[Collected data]
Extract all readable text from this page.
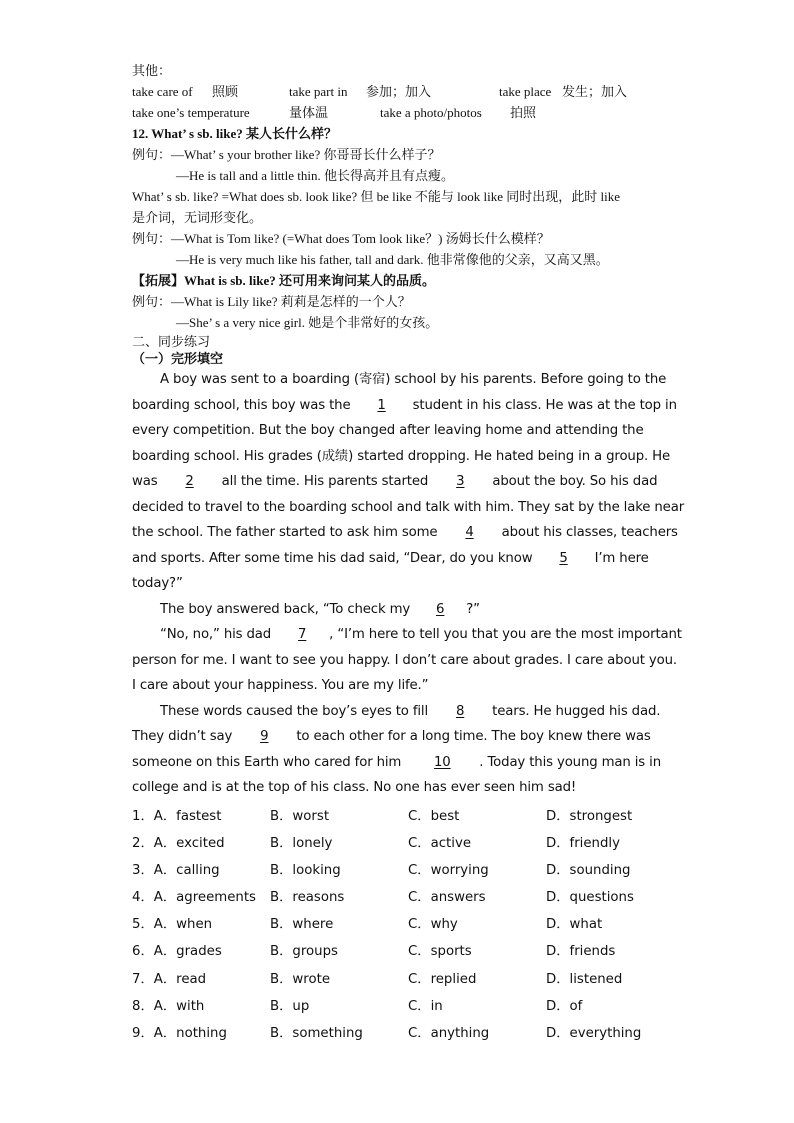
其他：
take care of 照顾	take part in 参加；加入	take place 发生；加入
take one’s temperature	量体温	take a photo/photos 拍照
12. What’ s sb. like? 某人长什么样？
例句：—What’ s your brother like? 你哥哥长什么样子？
—He is tall and a little thin. 他长得高并且有点瘦。
What’ s sb. like? =What does sb. look like? 但 be like 不能与 look like 同时出现，此时 like
是介词，无词形变化。
例句：—What is Tom like? (=What does Tom look like？) 汤姆长什么模样？
—He is very much like his father, tall and dark. 他非常像他的父亲，又高又黑。
【拓展】What is sb. like? 还可用来询问某人的品质。
例句：—What is Lily like? 莉莉是怎样的一个人？
—She’ s a very nice girl. 她是个非常好的女孩。
二、同步练习
（一）完形填空

A boy was sent to a boarding (寄宿) school by his parents. Before going to the

boarding school, this boy was the 1 student in his class. He was at the top in

every competition. But the boy changed after leaving home and attending the

boarding school. His grades (成绩) started dropping. He hated being in a group. He

was 2 all the time. His parents started 3 about the boy. So his dad

decided to travel to the boarding school and talk with him. They sat by the lake near

the school. The father started to ask him some 4 about his classes, teachers

and sports. After some time his dad said, “Dear, do you know 5 I’m here

today?”

The boy answered back, “To check my 6 ?”

“No, no,” his dad 7 , “I’m here to tell you that you are the most important

person for me. I want to see you happy. I don’t care about grades. I care about you.

I care about your happiness. You are my life.”

These words caused the boy’s eyes to fill 8 tears. He hugged his dad.

They didn’t say 9 to each other for a long time. The boy knew there was

someone on this Earth who cared for him 10 . Today this young man is in

college and is at the top of his class. No one has ever seen him sad!

1．A．fastest	B．worst	C．best	D．strongest
2．A．excited	B．lonely	C．active	D．friendly
3．A．calling	B．looking	C．worrying	D．sounding
4．A．agreements B．reasons	C．answers	D．questions
5．A．when	B．where	C．why	D．what
6．A．grades	B．groups	C．sports	D．friends
7．A．read	B．wrote	C．replied	D．listened
8．A．with	B．up	C．in	D．of
9．A．nothing	B．something	C．anything	D．everything
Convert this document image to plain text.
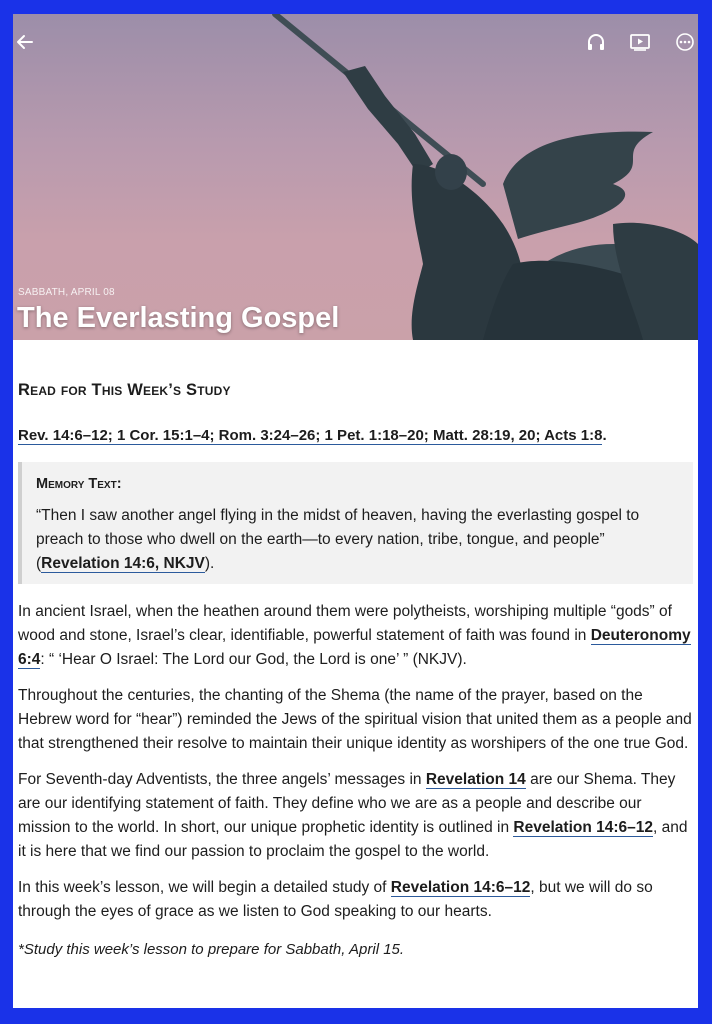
SABBATH, APRIL 08
The Everlasting Gospel
Read for This Week’s Study
Rev. 14:6–12; 1 Cor. 15:1–4; Rom. 3:24–26; 1 Pet. 1:18–20; Matt. 28:19, 20; Acts 1:8.
Memory Text:
“Then I saw another angel flying in the midst of heaven, having the everlasting gospel to preach to those who dwell on the earth—to every nation, tribe, tongue, and people” (Revelation 14:6, NKJV).

In ancient Israel, when the heathen around them were polytheists, worshiping multiple “gods” of wood and stone, Israel’s clear, identifiable, powerful statement of faith was found in Deuteronomy 6:4: “ ‘Hear O Israel: The Lord our God, the Lord is one’ ” (NKJV).

Throughout the centuries, the chanting of the Shema (the name of the prayer, based on the Hebrew word for “hear”) reminded the Jews of the spiritual vision that united them as a people and that strengthened their resolve to maintain their unique identity as worshipers of the one true God.

For Seventh-day Adventists, the three angels’ messages in Revelation 14 are our Shema. They are our identifying statement of faith. They define who we are as a people and describe our mission to the world. In short, our unique prophetic identity is outlined in Revelation 14:6–12, and it is here that we find our passion to proclaim the gospel to the world.

In this week’s lesson, we will begin a detailed study of Revelation 14:6–12, but we will do so through the eyes of grace as we listen to God speaking to our hearts.

*Study this week’s lesson to prepare for Sabbath, April 15.
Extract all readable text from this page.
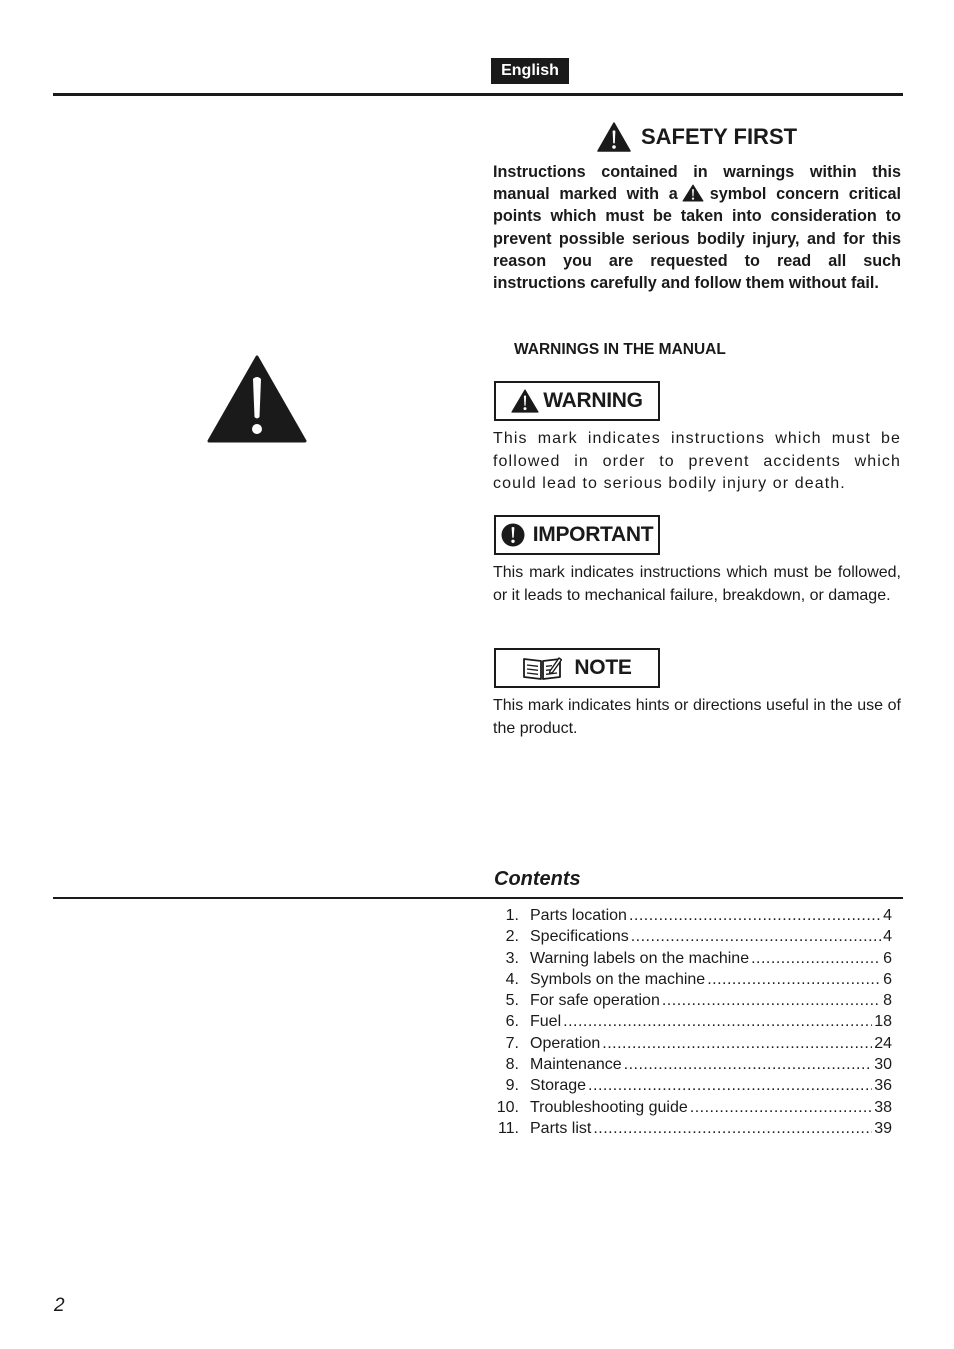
English
SAFETY FIRST
Instructions contained in warnings within this manual marked with a symbol concern critical points which must be taken into consideration to prevent possible serious bodily injury, and for this reason you are requested to read all such instructions carefully and follow them without fail.
WARNINGS IN THE MANUAL
WARNING
This mark indicates instructions which must be followed in order to prevent accidents which could lead to serious bodily injury or death.
IMPORTANT
This mark indicates instructions which must be followed, or it leads to mechanical failure, breakdown, or damage.
NOTE
This mark indicates hints or directions useful in the use of the product.
Contents
1. Parts location .....	4
2. Specifications .....	4
3. Warning labels on the machine .....	6
4. Symbols on the machine .....	6
5. For safe operation .....	8
6. Fuel .....	18
7. Operation .....	24
8. Maintenance .....	30
9. Storage .....	36
10. Troubleshooting guide .....	38
11. Parts list .....	39
2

§ **Given instruction**:
Report how many lines of the entries hold the string "does". Provide the number alone.

§ **Exercise solution**:
2